#### [Recorded data]
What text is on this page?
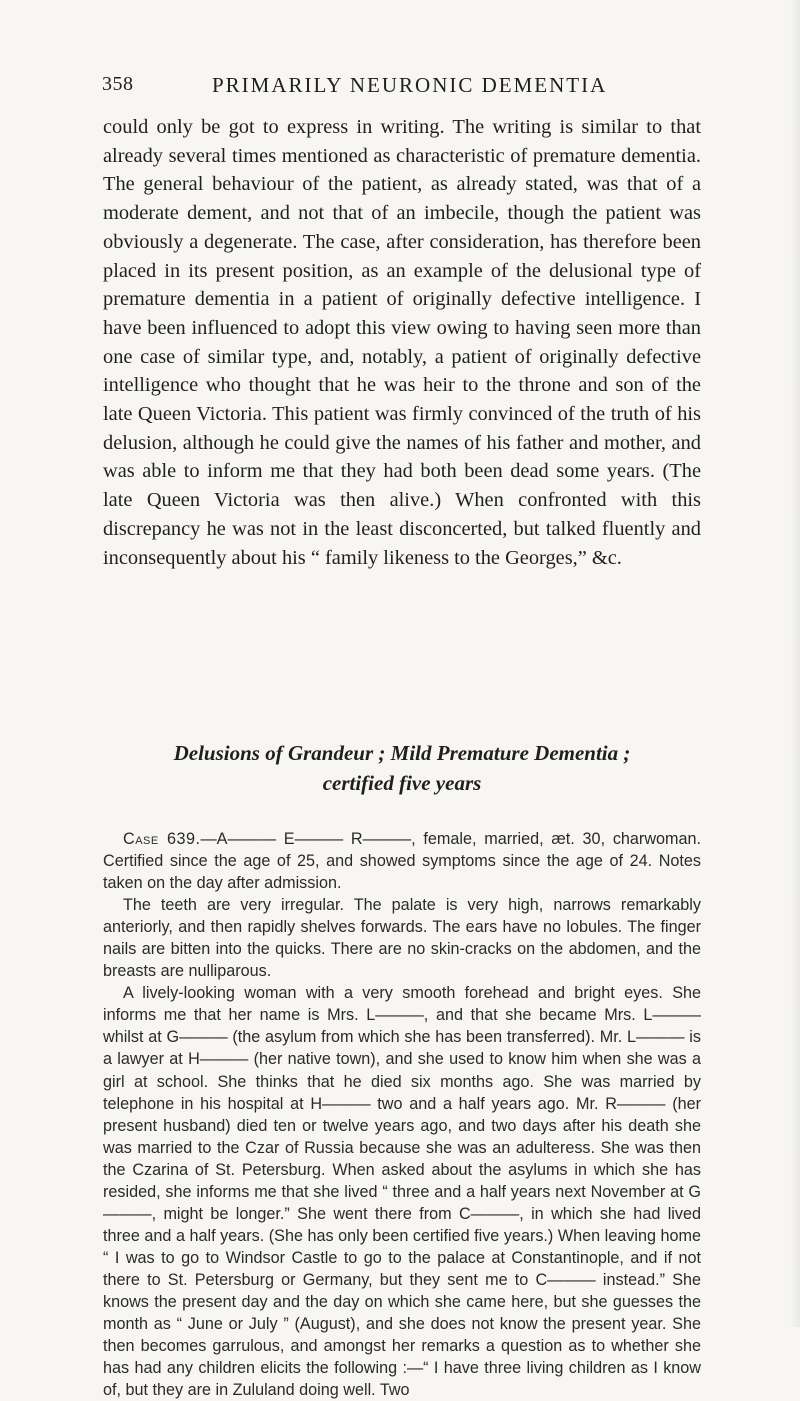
358	PRIMARILY NEURONIC DEMENTIA

could only be got to express in writing. The writing is similar to that already several times mentioned as characteristic of premature dementia. The general behaviour of the patient, as already stated, was that of a moderate dement, and not that of an imbecile, though the patient was obviously a degenerate. The case, after consideration, has therefore been placed in its present position, as an example of the delusional type of premature dementia in a patient of originally defective intelligence. I have been influenced to adopt this view owing to having seen more than one case of similar type, and, notably, a patient of originally defective intelligence who thought that he was heir to the throne and son of the late Queen Victoria. This patient was firmly convinced of the truth of his delusion, although he could give the names of his father and mother, and was able to inform me that they had both been dead some years. (The late Queen Victoria was then alive.) When confronted with this discrepancy he was not in the least disconcerted, but talked fluently and inconsequently about his “ family likeness to the Georges,” &c.

Delusions of Grandeur ; Mild Premature Dementia ;
certified five years

Case 639.—A——— E——— R———, female, married, æt. 30, charwoman. Certified since the age of 25, and showed symptoms since the age of 24. Notes taken on the day after admission.

The teeth are very irregular. The palate is very high, narrows remarkably anteriorly, and then rapidly shelves forwards. The ears have no lobules. The finger nails are bitten into the quicks. There are no skin-cracks on the abdomen, and the breasts are nulliparous.

A lively-looking woman with a very smooth forehead and bright eyes. She informs me that her name is Mrs. L———, and that she became Mrs. L——— whilst at G——— (the asylum from which she has been transferred). Mr. L——— is a lawyer at H——— (her native town), and she used to know him when she was a girl at school. She thinks that he died six months ago. She was married by telephone in his hospital at H——— two and a half years ago. Mr. R——— (her present husband) died ten or twelve years ago, and two days after his death she was married to the Czar of Russia because she was an adulteress. She was then the Czarina of St. Petersburg. When asked about the asylums in which she has resided, she informs me that she lived “ three and a half years next November at G———, might be longer.” She went there from C———, in which she had lived three and a half years. (She has only been certified five years.) When leaving home “ I was to go to Windsor Castle to go to the palace at Constantinople, and if not there to St. Petersburg or Germany, but they sent me to C——— instead.” She knows the present day and the day on which she came here, but she guesses the month as “ June or July ” (August), and she does not know the present year. She then becomes garrulous, and amongst her remarks a question as to whether she has had any children elicits the following :—“ I have three living children as I know of, but they are in Zululand doing well. Two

#### [Objective]
Reproduce every record word for word. The copy must contain no pictures.

#### [Solution to this exercise]
What text is on this page?
358	PRIMARILY NEURONIC DEMENTIA

could only be got to express in writing. The writing is similar to that already several times mentioned as characteristic of premature dementia. The general behaviour of the patient, as already stated, was that of a moderate dement, and not that of an imbecile, though the patient was obviously a degenerate. The case, after consideration, has therefore been placed in its present position, as an example of the delusional type of premature dementia in a patient of originally defective intelligence. I have been influenced to adopt this view owing to having seen more than one case of similar type, and, notably, a patient of originally defective intelligence who thought that he was heir to the throne and son of the late Queen Victoria. This patient was firmly convinced of the truth of his delusion, although he could give the names of his father and mother, and was able to inform me that they had both been dead some years. (The late Queen Victoria was then alive.) When confronted with this discrepancy he was not in the least disconcerted, but talked fluently and inconsequently about his “ family likeness to the Georges,” &c.

Delusions of Grandeur ; Mild Premature Dementia ;
certified five years

Case 639.—A——— E——— R———, female, married, æt. 30, charwoman. Certified since the age of 25, and showed symptoms since the age of 24. Notes taken on the day after admission.

The teeth are very irregular. The palate is very high, narrows remarkably anteriorly, and then rapidly shelves forwards. The ears have no lobules. The finger nails are bitten into the quicks. There are no skin-cracks on the abdomen, and the breasts are nulliparous.

A lively-looking woman with a very smooth forehead and bright eyes. She informs me that her name is Mrs. L———, and that she became Mrs. L——— whilst at G——— (the asylum from which she has been transferred). Mr. L——— is a lawyer at H——— (her native town), and she used to know him when she was a girl at school. She thinks that he died six months ago. She was married by telephone in his hospital at H——— two and a half years ago. Mr. R——— (her present husband) died ten or twelve years ago, and two days after his death she was married to the Czar of Russia because she was an adulteress. She was then the Czarina of St. Petersburg. When asked about the asylums in which she has resided, she informs me that she lived “ three and a half years next November at G———, might be longer.” She went there from C———, in which she had lived three and a half years. (She has only been certified five years.) When leaving home “ I was to go to Windsor Castle to go to the palace at Constantinople, and if not there to St. Petersburg or Germany, but they sent me to C——— instead.” She knows the present day and the day on which she came here, but she guesses the month as “ June or July ” (August), and she does not know the present year. She then becomes garrulous, and amongst her remarks a question as to whether she has had any children elicits the following :—“ I have three living children as I know of, but they are in Zululand doing well. Two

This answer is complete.